REQUIRED WORK
Can you copy out the data exactly? Leave the images out.

MATERIAL FOR THIS TASK
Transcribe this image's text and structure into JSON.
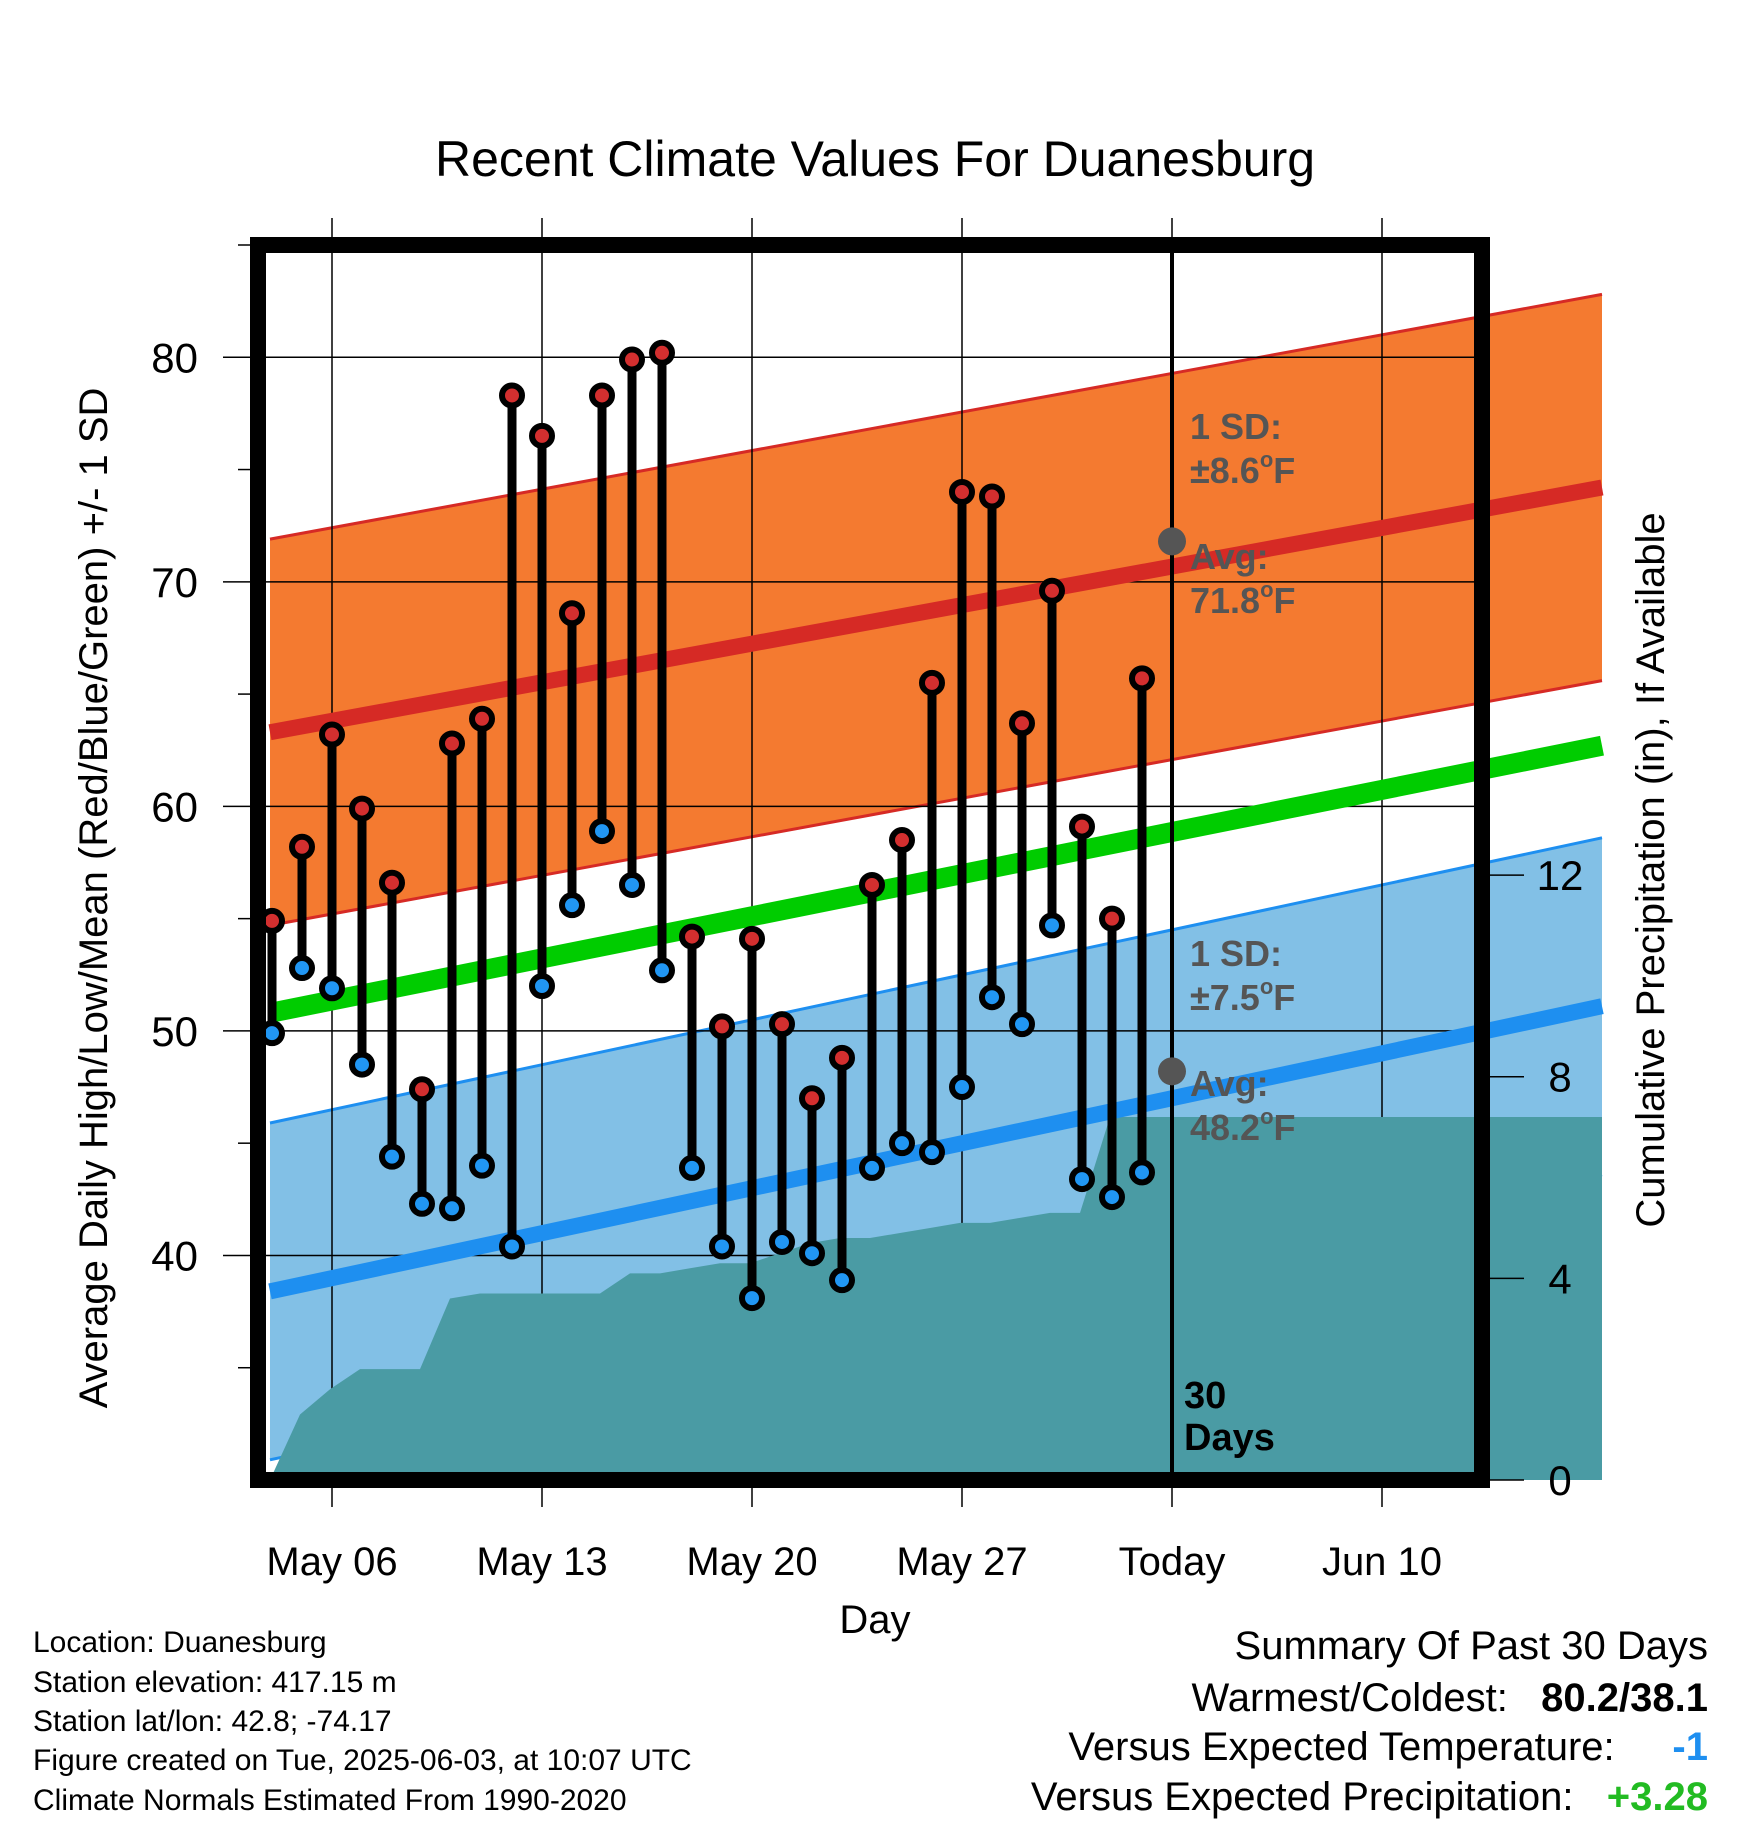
{
  "chart_data": {
    "type": "line",
    "title": "Recent Climate Values For Duanesburg",
    "xlabel": "Day",
    "ylabel": "Average Daily High/Low/Mean (Red/Blue/Green) +/- 1 SD",
    "y2label": "Cumulative Precipitation (in), If Available",
    "ylim": [
      30,
      85
    ],
    "y_ticks": [
      40,
      50,
      60,
      70,
      80
    ],
    "y2lim": [
      0,
      24.5
    ],
    "y2_ticks": [
      0,
      4,
      8,
      12
    ],
    "x_ticks": [
      "May 06",
      "May 13",
      "May 20",
      "May 27",
      "Today",
      "Jun 10"
    ],
    "today_label": "30 Days",
    "days": [
      "May 04",
      "May 05",
      "May 06",
      "May 07",
      "May 08",
      "May 09",
      "May 10",
      "May 11",
      "May 12",
      "May 13",
      "May 14",
      "May 15",
      "May 16",
      "May 17",
      "May 18",
      "May 19",
      "May 20",
      "May 21",
      "May 22",
      "May 23",
      "May 24",
      "May 25",
      "May 26",
      "May 27",
      "May 28",
      "May 29",
      "May 30",
      "May 31",
      "Jun 01",
      "Jun 02"
    ],
    "highs": [
      54.9,
      58.2,
      63.2,
      59.9,
      56.6,
      47.4,
      62.8,
      63.9,
      78.3,
      76.5,
      68.6,
      78.3,
      79.9,
      80.2,
      54.2,
      50.2,
      54.1,
      50.3,
      47.0,
      48.8,
      56.5,
      58.5,
      65.5,
      74.0,
      73.8,
      63.7,
      69.6,
      59.1,
      55.0,
      65.7
    ],
    "lows": [
      49.9,
      52.8,
      51.9,
      48.5,
      44.4,
      42.3,
      42.1,
      44.0,
      40.4,
      52.0,
      55.6,
      58.9,
      56.5,
      52.7,
      43.9,
      40.4,
      38.1,
      40.6,
      40.1,
      38.9,
      43.9,
      45.0,
      44.6,
      47.5,
      51.5,
      50.3,
      54.7,
      43.4,
      42.6,
      43.7
    ],
    "normals": {
      "avg_high": {
        "start": 63.3,
        "end": 74.2,
        "today": 71.8
      },
      "high_sd": 8.6,
      "avg_low": {
        "start": 38.4,
        "end": 51.1,
        "today": 48.2
      },
      "low_sd": 7.5,
      "avg_mean": {
        "start": 50.8,
        "end": 62.7
      }
    },
    "precip_cumulative": [
      0.0,
      1.3,
      1.8,
      2.2,
      2.2,
      2.2,
      3.6,
      3.7,
      3.7,
      3.7,
      3.7,
      3.7,
      4.1,
      4.1,
      4.2,
      4.3,
      4.3,
      4.5,
      4.7,
      4.8,
      4.8,
      4.9,
      5.0,
      5.1,
      5.1,
      5.2,
      5.3,
      5.3,
      7.2,
      7.2,
      7.2
    ],
    "annotations": {
      "high_sd": {
        "line1": "1 SD:",
        "line2": "±8.6",
        "unit": "F"
      },
      "high_avg": {
        "line1": "Avg:",
        "line2": "71.8",
        "unit": "F"
      },
      "low_sd": {
        "line1": "1 SD:",
        "line2": "±7.5",
        "unit": "F"
      },
      "low_avg": {
        "line1": "Avg:",
        "line2": "48.2",
        "unit": "F"
      },
      "degree_symbol": "o"
    },
    "colors": {
      "high_band": "#f47a30",
      "high_line": "#d62a25",
      "low_band": "#82c0e6",
      "low_line": "#1e8ff0",
      "mean_line": "#00cc00",
      "precip": "#4a9ba4",
      "high_dot": "#d32f2f",
      "low_dot": "#2196f3",
      "today_dot": "#555555"
    },
    "grid": true
  },
  "info": {
    "location": "Location: Duanesburg",
    "elevation": "Station elevation: 417.15 m",
    "latlon": "Station lat/lon: 42.8; -74.17",
    "created": "Figure created on Tue, 2025-06-03, at 10:07 UTC",
    "normals": "Climate Normals Estimated From 1990-2020"
  },
  "summary": {
    "heading": "Summary Of Past 30 Days",
    "warmest_label": "Warmest/Coldest:",
    "warmest_value": "80.2/38.1",
    "temp_label": "Versus Expected Temperature:",
    "temp_value": "-1",
    "temp_color": "#1e8ff0",
    "precip_label": "Versus Expected Precipitation:",
    "precip_value": "+3.28",
    "precip_color": "#22bb22"
  }
}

FINISHED ANSWER
Transcribe this image's text and structure into JSON.
{
  "chart_data": {
    "type": "line",
    "title": "Recent Climate Values For Duanesburg",
    "xlabel": "Day",
    "ylabel": "Average Daily High/Low/Mean (Red/Blue/Green) +/- 1 SD",
    "y2label": "Cumulative Precipitation (in), If Available",
    "ylim": [
      30,
      85
    ],
    "y_ticks": [
      40,
      50,
      60,
      70,
      80
    ],
    "y2lim": [
      0,
      24.5
    ],
    "y2_ticks": [
      0,
      4,
      8,
      12
    ],
    "x_ticks": [
      "May 06",
      "May 13",
      "May 20",
      "May 27",
      "Today",
      "Jun 10"
    ],
    "today_label": "30 Days",
    "days": [
      "May 04",
      "May 05",
      "May 06",
      "May 07",
      "May 08",
      "May 09",
      "May 10",
      "May 11",
      "May 12",
      "May 13",
      "May 14",
      "May 15",
      "May 16",
      "May 17",
      "May 18",
      "May 19",
      "May 20",
      "May 21",
      "May 22",
      "May 23",
      "May 24",
      "May 25",
      "May 26",
      "May 27",
      "May 28",
      "May 29",
      "May 30",
      "May 31",
      "Jun 01",
      "Jun 02"
    ],
    "highs": [
      54.9,
      58.2,
      63.2,
      59.9,
      56.6,
      47.4,
      62.8,
      63.9,
      78.3,
      76.5,
      68.6,
      78.3,
      79.9,
      80.2,
      54.2,
      50.2,
      54.1,
      50.3,
      47.0,
      48.8,
      56.5,
      58.5,
      65.5,
      74.0,
      73.8,
      63.7,
      69.6,
      59.1,
      55.0,
      65.7
    ],
    "lows": [
      49.9,
      52.8,
      51.9,
      48.5,
      44.4,
      42.3,
      42.1,
      44.0,
      40.4,
      52.0,
      55.6,
      58.9,
      56.5,
      52.7,
      43.9,
      40.4,
      38.1,
      40.6,
      40.1,
      38.9,
      43.9,
      45.0,
      44.6,
      47.5,
      51.5,
      50.3,
      54.7,
      43.4,
      42.6,
      43.7
    ],
    "normals": {
      "avg_high": {
        "start": 63.3,
        "end": 74.2,
        "today": 71.8
      },
      "high_sd": 8.6,
      "avg_low": {
        "start": 38.4,
        "end": 51.1,
        "today": 48.2
      },
      "low_sd": 7.5,
      "avg_mean": {
        "start": 50.8,
        "end": 62.7
      }
    },
    "precip_cumulative": [
      0.0,
      1.3,
      1.8,
      2.2,
      2.2,
      2.2,
      3.6,
      3.7,
      3.7,
      3.7,
      3.7,
      3.7,
      4.1,
      4.1,
      4.2,
      4.3,
      4.3,
      4.5,
      4.7,
      4.8,
      4.8,
      4.9,
      5.0,
      5.1,
      5.1,
      5.2,
      5.3,
      5.3,
      7.2,
      7.2,
      7.2
    ],
    "annotations": {
      "high_sd": {
        "line1": "1 SD:",
        "line2": "±8.6",
        "unit": "F"
      },
      "high_avg": {
        "line1": "Avg:",
        "line2": "71.8",
        "unit": "F"
      },
      "low_sd": {
        "line1": "1 SD:",
        "line2": "±7.5",
        "unit": "F"
      },
      "low_avg": {
        "line1": "Avg:",
        "line2": "48.2",
        "unit": "F"
      },
      "degree_symbol": "o"
    },
    "colors": {
      "high_band": "#f47a30",
      "high_line": "#d62a25",
      "low_band": "#82c0e6",
      "low_line": "#1e8ff0",
      "mean_line": "#00cc00",
      "precip": "#4a9ba4",
      "high_dot": "#d32f2f",
      "low_dot": "#2196f3",
      "today_dot": "#555555"
    },
    "grid": true
  },
  "info": {
    "location": "Location: Duanesburg",
    "elevation": "Station elevation: 417.15 m",
    "latlon": "Station lat/lon: 42.8; -74.17",
    "created": "Figure created on Tue, 2025-06-03, at 10:07 UTC",
    "normals": "Climate Normals Estimated From 1990-2020"
  },
  "summary": {
    "heading": "Summary Of Past 30 Days",
    "warmest_label": "Warmest/Coldest:",
    "warmest_value": "80.2/38.1",
    "temp_label": "Versus Expected Temperature:",
    "temp_value": "-1",
    "temp_color": "#1e8ff0",
    "precip_label": "Versus Expected Precipitation:",
    "precip_value": "+3.28",
    "precip_color": "#22bb22"
  }
}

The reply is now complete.